◆ PROBLEM TO WORK ON: Within the data that follows, how many lines carry the string "پایانه"? Give the number alone.

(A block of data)
»»

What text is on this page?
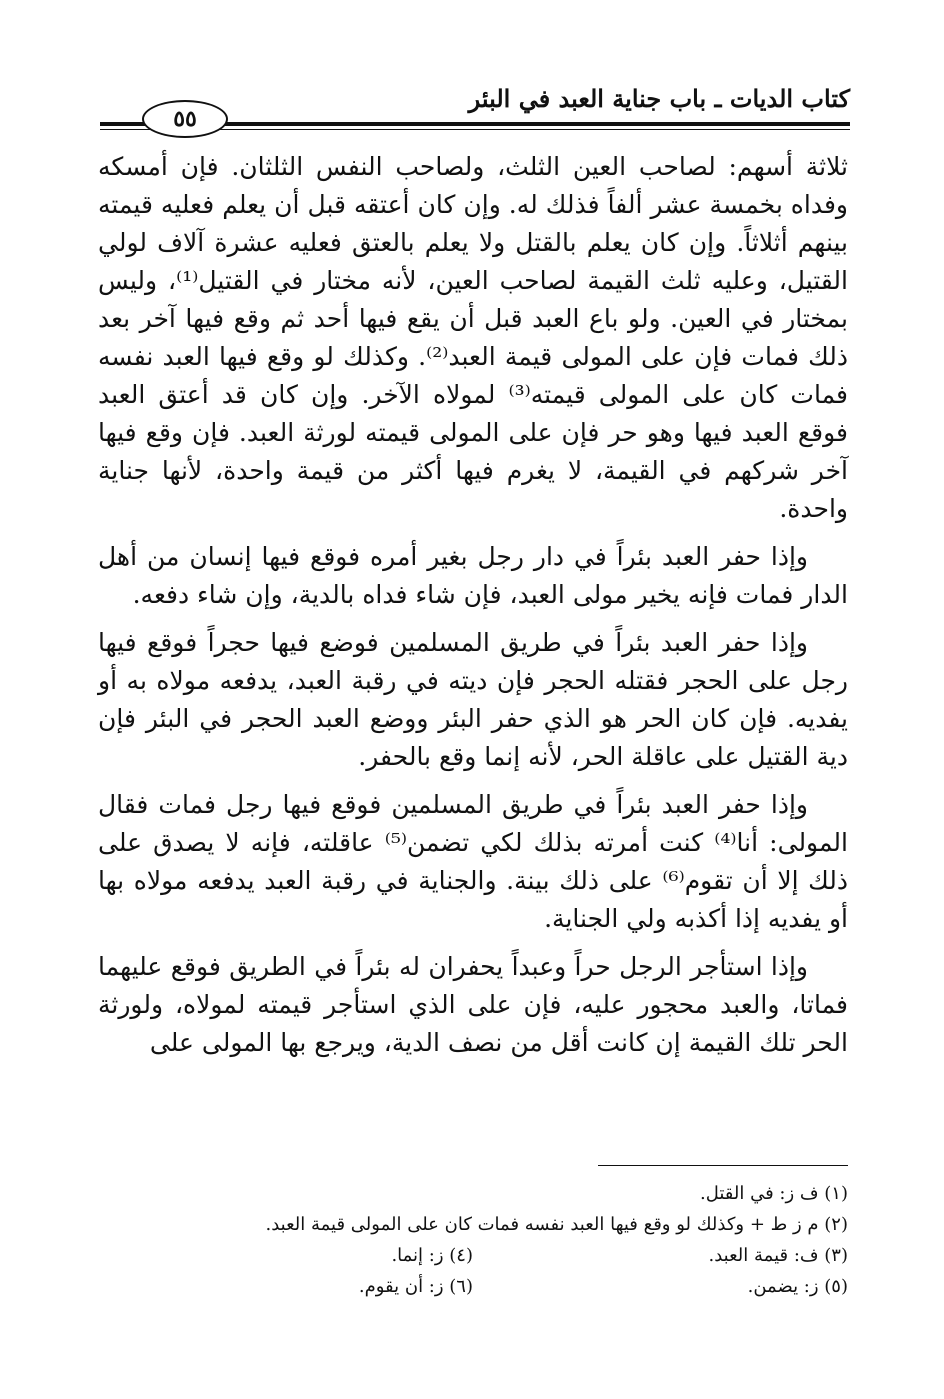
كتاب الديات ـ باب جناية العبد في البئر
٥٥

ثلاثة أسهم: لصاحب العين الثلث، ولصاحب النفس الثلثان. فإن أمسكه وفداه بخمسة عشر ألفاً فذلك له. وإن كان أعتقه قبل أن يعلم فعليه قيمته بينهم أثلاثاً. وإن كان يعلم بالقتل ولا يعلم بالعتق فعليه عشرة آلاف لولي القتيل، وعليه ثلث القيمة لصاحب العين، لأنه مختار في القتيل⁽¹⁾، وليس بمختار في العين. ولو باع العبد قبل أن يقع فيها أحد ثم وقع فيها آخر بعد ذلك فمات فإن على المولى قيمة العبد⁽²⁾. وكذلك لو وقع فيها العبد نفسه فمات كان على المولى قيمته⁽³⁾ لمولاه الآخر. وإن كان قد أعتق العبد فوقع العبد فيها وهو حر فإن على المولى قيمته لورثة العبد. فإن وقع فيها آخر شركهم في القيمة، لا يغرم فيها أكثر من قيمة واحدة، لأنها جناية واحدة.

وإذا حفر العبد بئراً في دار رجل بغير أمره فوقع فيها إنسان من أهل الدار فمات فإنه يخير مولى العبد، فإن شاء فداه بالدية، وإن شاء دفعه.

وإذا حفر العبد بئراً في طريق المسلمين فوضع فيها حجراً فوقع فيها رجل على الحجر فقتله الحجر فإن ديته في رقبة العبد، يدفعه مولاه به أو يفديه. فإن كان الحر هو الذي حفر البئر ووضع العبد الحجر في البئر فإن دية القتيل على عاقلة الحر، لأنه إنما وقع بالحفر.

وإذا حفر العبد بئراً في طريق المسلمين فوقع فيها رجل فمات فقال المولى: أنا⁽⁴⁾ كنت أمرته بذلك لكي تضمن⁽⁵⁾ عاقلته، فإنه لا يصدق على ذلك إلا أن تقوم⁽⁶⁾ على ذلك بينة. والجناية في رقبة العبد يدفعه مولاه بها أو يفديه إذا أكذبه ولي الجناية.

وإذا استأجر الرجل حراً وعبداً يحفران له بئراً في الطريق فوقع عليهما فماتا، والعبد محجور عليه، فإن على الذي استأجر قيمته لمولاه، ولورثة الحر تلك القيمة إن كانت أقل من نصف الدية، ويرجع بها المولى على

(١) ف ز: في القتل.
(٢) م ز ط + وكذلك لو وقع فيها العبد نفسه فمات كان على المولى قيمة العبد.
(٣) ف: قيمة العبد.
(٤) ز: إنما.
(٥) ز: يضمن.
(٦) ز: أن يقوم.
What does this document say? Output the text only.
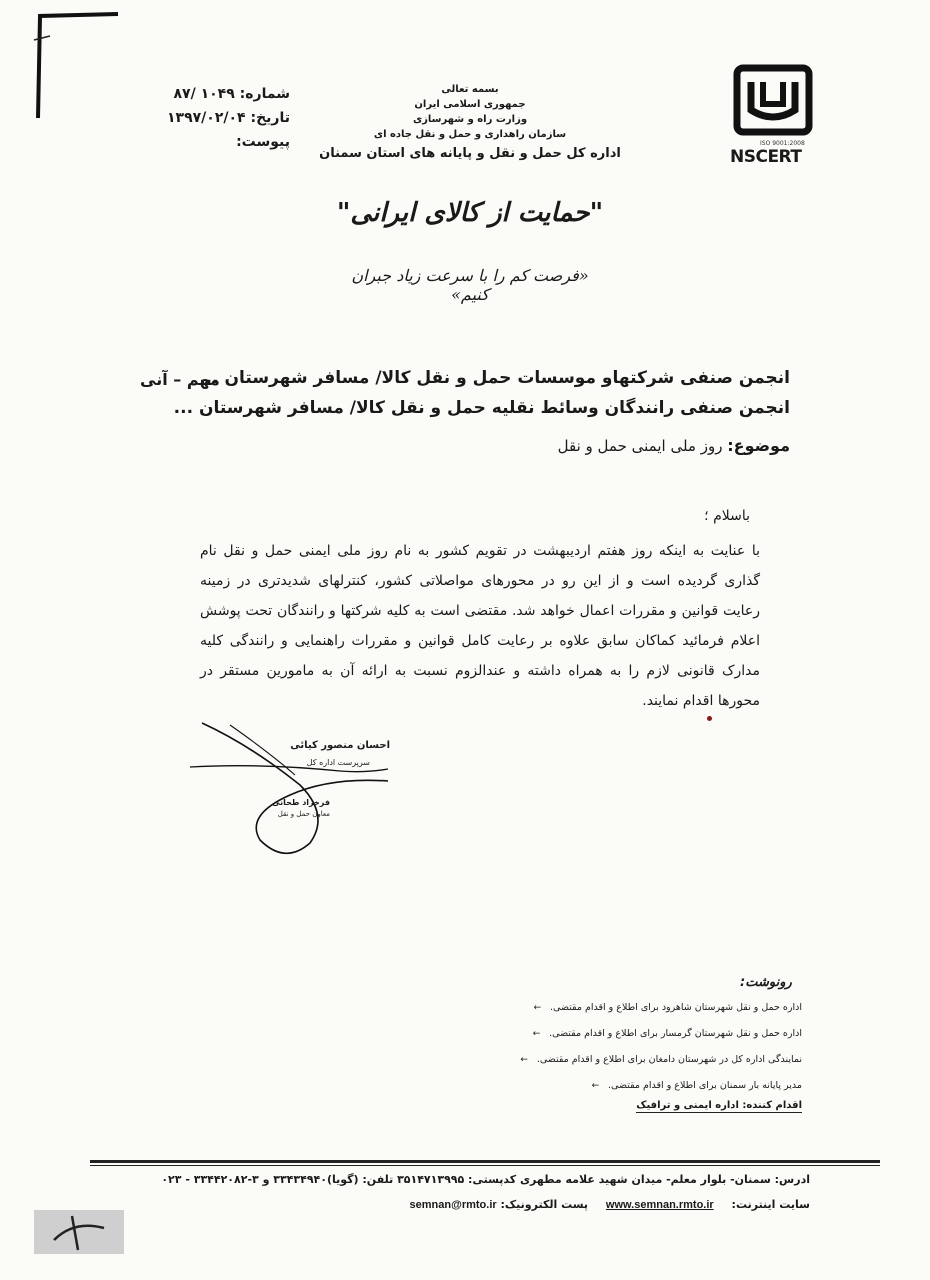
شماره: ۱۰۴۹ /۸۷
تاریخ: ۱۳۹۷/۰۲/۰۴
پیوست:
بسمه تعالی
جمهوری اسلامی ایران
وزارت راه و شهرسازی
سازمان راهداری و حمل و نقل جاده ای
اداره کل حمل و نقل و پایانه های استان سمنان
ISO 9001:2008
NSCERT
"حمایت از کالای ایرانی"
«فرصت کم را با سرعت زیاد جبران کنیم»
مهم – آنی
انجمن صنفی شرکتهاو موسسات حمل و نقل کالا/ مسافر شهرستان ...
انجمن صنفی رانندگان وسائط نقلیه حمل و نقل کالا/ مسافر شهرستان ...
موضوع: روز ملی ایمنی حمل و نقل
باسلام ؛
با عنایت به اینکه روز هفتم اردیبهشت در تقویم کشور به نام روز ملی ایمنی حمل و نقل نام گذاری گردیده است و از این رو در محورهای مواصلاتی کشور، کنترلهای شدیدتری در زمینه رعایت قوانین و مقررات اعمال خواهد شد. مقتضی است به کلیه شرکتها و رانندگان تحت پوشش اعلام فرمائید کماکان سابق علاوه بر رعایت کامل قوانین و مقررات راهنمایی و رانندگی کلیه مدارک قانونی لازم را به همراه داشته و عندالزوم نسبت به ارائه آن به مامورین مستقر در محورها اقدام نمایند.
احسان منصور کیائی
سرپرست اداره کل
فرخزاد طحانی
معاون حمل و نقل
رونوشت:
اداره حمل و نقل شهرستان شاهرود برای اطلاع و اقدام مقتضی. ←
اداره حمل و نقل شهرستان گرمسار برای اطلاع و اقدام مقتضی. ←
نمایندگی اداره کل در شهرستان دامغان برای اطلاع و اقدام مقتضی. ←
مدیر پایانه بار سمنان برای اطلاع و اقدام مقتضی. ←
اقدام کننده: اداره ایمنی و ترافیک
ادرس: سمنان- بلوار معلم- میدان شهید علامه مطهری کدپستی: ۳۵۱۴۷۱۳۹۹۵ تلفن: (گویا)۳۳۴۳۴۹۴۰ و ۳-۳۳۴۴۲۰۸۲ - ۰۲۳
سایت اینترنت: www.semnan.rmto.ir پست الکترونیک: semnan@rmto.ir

««
»»

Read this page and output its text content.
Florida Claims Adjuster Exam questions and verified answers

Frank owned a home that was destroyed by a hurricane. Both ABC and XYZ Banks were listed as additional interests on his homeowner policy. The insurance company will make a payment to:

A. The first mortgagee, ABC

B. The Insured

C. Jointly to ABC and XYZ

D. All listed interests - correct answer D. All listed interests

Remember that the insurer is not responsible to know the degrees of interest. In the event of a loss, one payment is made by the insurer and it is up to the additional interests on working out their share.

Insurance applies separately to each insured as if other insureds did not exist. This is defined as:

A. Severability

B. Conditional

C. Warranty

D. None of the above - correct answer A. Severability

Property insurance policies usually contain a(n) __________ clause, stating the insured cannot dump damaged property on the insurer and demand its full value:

««

◆ COMPLETE RESPONSE: 2